* begin DATASET ENTRIES *
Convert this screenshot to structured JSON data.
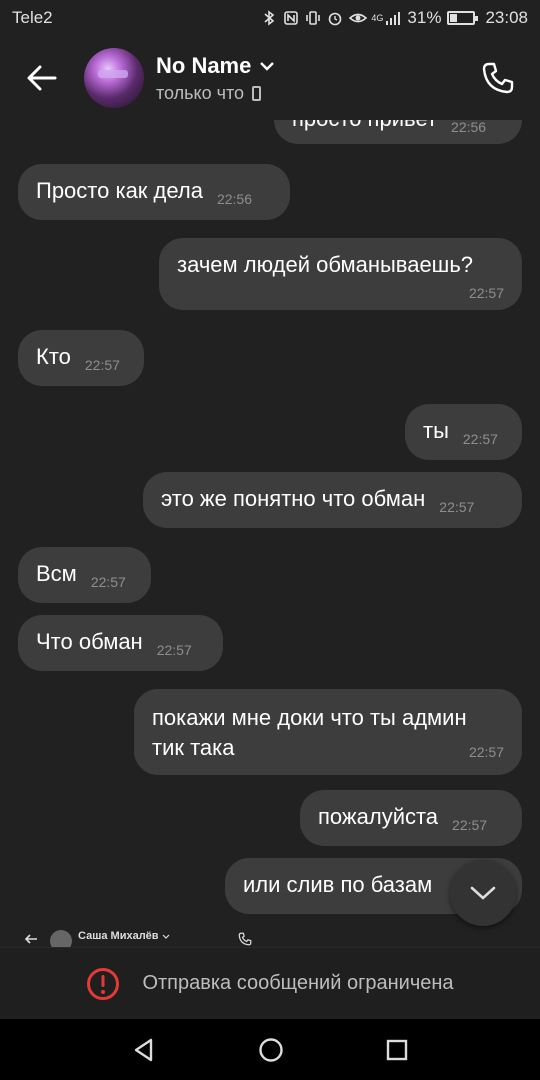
{
  "status_bar": {
    "carrier": "Tele2",
    "network": "4G",
    "battery_percent": "31%",
    "battery_level": 0.31,
    "time": "23:08"
  },
  "header": {
    "name": "No Name",
    "status": "только что"
  },
  "messages": [
    {
      "text": "просто привет",
      "time": "22:56",
      "side": "right"
    },
    {
      "text": "Просто как дела",
      "time": "22:56",
      "side": "left"
    },
    {
      "text": "зачем людей обманываешь?",
      "time": "22:57",
      "side": "right"
    },
    {
      "text": "Кто",
      "time": "22:57",
      "side": "left"
    },
    {
      "text": "ты",
      "time": "22:57",
      "side": "right"
    },
    {
      "text": "это же понятно что обман",
      "time": "22:57",
      "side": "right"
    },
    {
      "text": "Всм",
      "time": "22:57",
      "side": "left"
    },
    {
      "text": "Что обман",
      "time": "22:57",
      "side": "left"
    },
    {
      "text_line1": "покажи мне доки что ты админ",
      "text_line2": "тик така",
      "time": "22:57",
      "side": "right"
    },
    {
      "text": "пожалуйста",
      "time": "22:57",
      "side": "right"
    },
    {
      "text": "или слив по базам",
      "side": "right"
    }
  ],
  "thumbnail": {
    "name": "Саша Михалёв"
  },
  "restricted": {
    "text": "Отправка сообщений ограничена"
  },
  "colors": {
    "background": "#212121",
    "bubble": "#3d3d3d",
    "alert": "#e53935"
  }
}
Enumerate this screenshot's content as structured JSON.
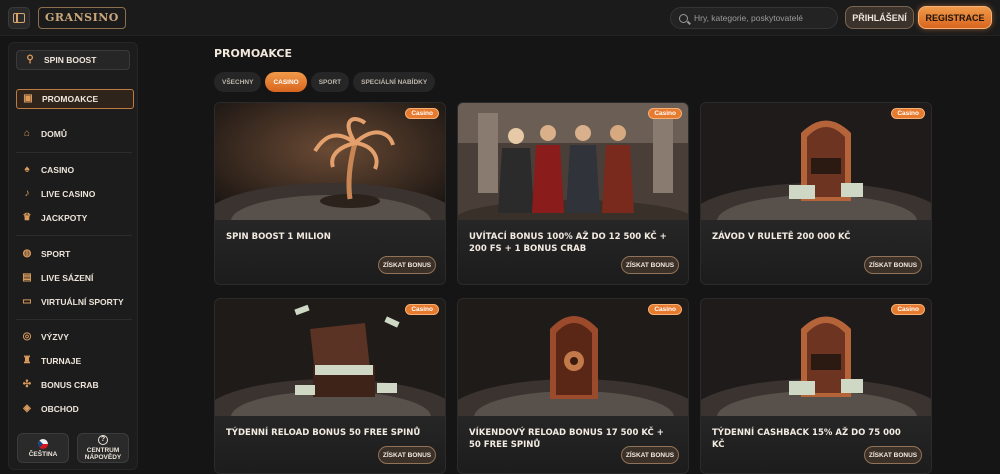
{
  "header": {
    "logo_text": "GRANSINO",
    "search_placeholder": "Hry, kategorie, poskytovatelé",
    "login_label": "PŘIHLÁŠENÍ",
    "register_label": "REGISTRACE"
  },
  "sidebar": {
    "spin_boost": "SPIN BOOST",
    "promo": "PROMOAKCE",
    "items": [
      {
        "label": "DOMŮ",
        "icon": "home-icon"
      },
      {
        "label": "CASINO",
        "icon": "casino-icon"
      },
      {
        "label": "LIVE CASINO",
        "icon": "microphone-icon"
      },
      {
        "label": "JACKPOTY",
        "icon": "jackpot-icon"
      },
      {
        "label": "SPORT",
        "icon": "ball-icon"
      },
      {
        "label": "LIVE SÁZENÍ",
        "icon": "live-icon"
      },
      {
        "label": "VIRTUÁLNÍ SPORTY",
        "icon": "monitor-icon"
      },
      {
        "label": "VÝZVY",
        "icon": "target-icon"
      },
      {
        "label": "TURNAJE",
        "icon": "trophy-icon"
      },
      {
        "label": "BONUS CRAB",
        "icon": "crab-icon"
      },
      {
        "label": "OBCHOD",
        "icon": "shop-icon"
      }
    ],
    "language_label": "ČEŠTINA",
    "help_label_1": "CENTRUM",
    "help_label_2": "NÁPOVĚDY"
  },
  "main": {
    "title": "PROMOAKCE",
    "tabs": [
      "VŠECHNY",
      "CASINO",
      "SPORT",
      "SPECIÁLNÍ NABÍDKY"
    ],
    "active_tab": "CASINO",
    "cards": [
      {
        "badge": "Casino",
        "title": "SPIN BOOST 1 MILION",
        "button": "ZÍSKAT BONUS",
        "scene": "palm"
      },
      {
        "badge": "Casino",
        "title": "UVÍTACÍ BONUS 100% AŽ DO 12 500 KČ + 200 FS + 1 BONUS CRAB",
        "button": "ZÍSKAT BONUS",
        "scene": "people"
      },
      {
        "badge": "Casino",
        "title": "ZÁVOD V RULETĚ 200 000 KČ",
        "button": "ZÍSKAT BONUS",
        "scene": "machine"
      },
      {
        "badge": "Casino",
        "title": "TÝDENNÍ RELOAD BONUS 50 FREE SPINŮ",
        "button": "ZÍSKAT BONUS",
        "scene": "chest"
      },
      {
        "badge": "Casino",
        "title": "VÍKENDOVÝ RELOAD BONUS 17 500 KČ + 50 FREE SPINŮ",
        "button": "ZÍSKAT BONUS",
        "scene": "safe"
      },
      {
        "badge": "Casino",
        "title": "TÝDENNÍ CASHBACK 15% AŽ DO 75 000 KČ",
        "button": "ZÍSKAT BONUS",
        "scene": "machine"
      }
    ]
  }
}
* end DATASET ENTRIES *
- [DIRECTIVE]: Write every entry out again exactly, dropping the pictures.

- [ANSWER TO THE EXERCISE]:
Convert this screenshot to structured JSON data.
{
  "status_bar": {
    "carrier": "Tele2",
    "network": "4G",
    "battery_percent": "31%",
    "battery_level": 0.31,
    "time": "23:08"
  },
  "header": {
    "name": "No Name",
    "status": "только что"
  },
  "messages": [
    {
      "text": "просто привет",
      "time": "22:56",
      "side": "right"
    },
    {
      "text": "Просто как дела",
      "time": "22:56",
      "side": "left"
    },
    {
      "text": "зачем людей обманываешь?",
      "time": "22:57",
      "side": "right"
    },
    {
      "text": "Кто",
      "time": "22:57",
      "side": "left"
    },
    {
      "text": "ты",
      "time": "22:57",
      "side": "right"
    },
    {
      "text": "это же понятно что обман",
      "time": "22:57",
      "side": "right"
    },
    {
      "text": "Всм",
      "time": "22:57",
      "side": "left"
    },
    {
      "text": "Что обман",
      "time": "22:57",
      "side": "left"
    },
    {
      "text_line1": "покажи мне доки что ты админ",
      "text_line2": "тик така",
      "time": "22:57",
      "side": "right"
    },
    {
      "text": "пожалуйста",
      "time": "22:57",
      "side": "right"
    },
    {
      "text": "или слив по базам",
      "side": "right"
    }
  ],
  "thumbnail": {
    "name": "Саша Михалёв"
  },
  "restricted": {
    "text": "Отправка сообщений ограничена"
  },
  "colors": {
    "background": "#212121",
    "bubble": "#3d3d3d",
    "alert": "#e53935"
  }
}
Enumerate this screenshot's content as structured JSON.
{
  "header": {
    "logo_text": "GRANSINO",
    "search_placeholder": "Hry, kategorie, poskytovatelé",
    "login_label": "PŘIHLÁŠENÍ",
    "register_label": "REGISTRACE"
  },
  "sidebar": {
    "spin_boost": "SPIN BOOST",
    "promo": "PROMOAKCE",
    "items": [
      {
        "label": "DOMŮ",
        "icon": "home-icon"
      },
      {
        "label": "CASINO",
        "icon": "casino-icon"
      },
      {
        "label": "LIVE CASINO",
        "icon": "microphone-icon"
      },
      {
        "label": "JACKPOTY",
        "icon": "jackpot-icon"
      },
      {
        "label": "SPORT",
        "icon": "ball-icon"
      },
      {
        "label": "LIVE SÁZENÍ",
        "icon": "live-icon"
      },
      {
        "label": "VIRTUÁLNÍ SPORTY",
        "icon": "monitor-icon"
      },
      {
        "label": "VÝZVY",
        "icon": "target-icon"
      },
      {
        "label": "TURNAJE",
        "icon": "trophy-icon"
      },
      {
        "label": "BONUS CRAB",
        "icon": "crab-icon"
      },
      {
        "label": "OBCHOD",
        "icon": "shop-icon"
      }
    ],
    "language_label": "ČEŠTINA",
    "help_label_1": "CENTRUM",
    "help_label_2": "NÁPOVĚDY"
  },
  "main": {
    "title": "PROMOAKCE",
    "tabs": [
      "VŠECHNY",
      "CASINO",
      "SPORT",
      "SPECIÁLNÍ NABÍDKY"
    ],
    "active_tab": "CASINO",
    "cards": [
      {
        "badge": "Casino",
        "title": "SPIN BOOST 1 MILION",
        "button": "ZÍSKAT BONUS",
        "scene": "palm"
      },
      {
        "badge": "Casino",
        "title": "UVÍTACÍ BONUS 100% AŽ DO 12 500 KČ + 200 FS + 1 BONUS CRAB",
        "button": "ZÍSKAT BONUS",
        "scene": "people"
      },
      {
        "badge": "Casino",
        "title": "ZÁVOD V RULETĚ 200 000 KČ",
        "button": "ZÍSKAT BONUS",
        "scene": "machine"
      },
      {
        "badge": "Casino",
        "title": "TÝDENNÍ RELOAD BONUS 50 FREE SPINŮ",
        "button": "ZÍSKAT BONUS",
        "scene": "chest"
      },
      {
        "badge": "Casino",
        "title": "VÍKENDOVÝ RELOAD BONUS 17 500 KČ + 50 FREE SPINŮ",
        "button": "ZÍSKAT BONUS",
        "scene": "safe"
      },
      {
        "badge": "Casino",
        "title": "TÝDENNÍ CASHBACK 15% AŽ DO 75 000 KČ",
        "button": "ZÍSKAT BONUS",
        "scene": "machine"
      }
    ]
  }
}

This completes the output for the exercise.